* Text block *
------------------------------------
From Maura:
Started probability today. I went through the basics: what probability (chance) is; some simple examples (coin tosses, drawing from a deck of cards, rolling a die) and some fuzzy examples (predicting whether or not the Red Sox will win the World Series, predicting the weather for tomorrow). We stuck to the “simple examples” and eventually saw the pattern: the probability of an event happening is the number of ways the event could happen divided by the total number of events. We can (and often do) turn this into a percentage. Along the way we see that we can’t have a probability that is more than 100% or less than 0% – just not possible.
So far so good. Then we talked about a simple raffle example: 500 tickets, one prize worth $1000. Someone noticed right away that the tickets need to sell for at least $2 each. We worked out fair price and got a bit mixed up on average value and expected value (this happens to me every time); then we worked it out using the probability of winning $998 and the probability of losing $2. This is the way to do it and we tried it again with a $3 raffle ticket. It was good to do the calculation as just about everyone got it wrong (so what I mean is that it was good to revisit the orders of operations and make sure we knew how to do this on a calculator or by using Google).
Then we looked at some Massachusetts lottery statistics. If there is a 1 in 751 million chance of winning the jackpot, what is the probability of winning? We figured out that it was awfully small – around the order of 10^(-7). Then I gave them another situation to consider: suppose I found a T pass on the subway and (let’s assume someone from the Boston area lost it) decided to systematically dial every number in the 617 area code. What is the probability that on any particular call, I reach the person who lost the ticket? We took some time to figure out that there are 10^7 possible phone numbers in the 617 area code, then figures out the probability that one of the calls is to the right person – this is on the order of 10^(-5). Then we talked about it and made the comparison: it’s more likely that one of these (random) phone calls will reach the right person than we’ll win that jackpot for Mega Millions. I must confess that this is not my idea. I got it from a nice book I picked up called “Five Minute Mathematics”. But it was fun to turn it into an example in class!
The last bit we did was the Massachusetts Lottery exercise from the book. They really struggled with figuring out lottery revenues given that 23% of total lottery revenues is $761 million. A reminder that percentages are really really tough.
------------------------------------
* Given entries *
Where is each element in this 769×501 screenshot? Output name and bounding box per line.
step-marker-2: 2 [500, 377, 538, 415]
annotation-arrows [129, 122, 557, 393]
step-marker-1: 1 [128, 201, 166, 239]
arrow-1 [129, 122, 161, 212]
------------------------------------
Copy word for word the stretch of the probability class notes that opens with "The last bit" and closes with "really really tough.".

* Final result *
The last bit we did was the Massachusetts Lottery exercise from the book. They really struggled with figuring out lottery revenues given that 23% of total lottery revenues is $761 million. A reminder that percentages are really really tough.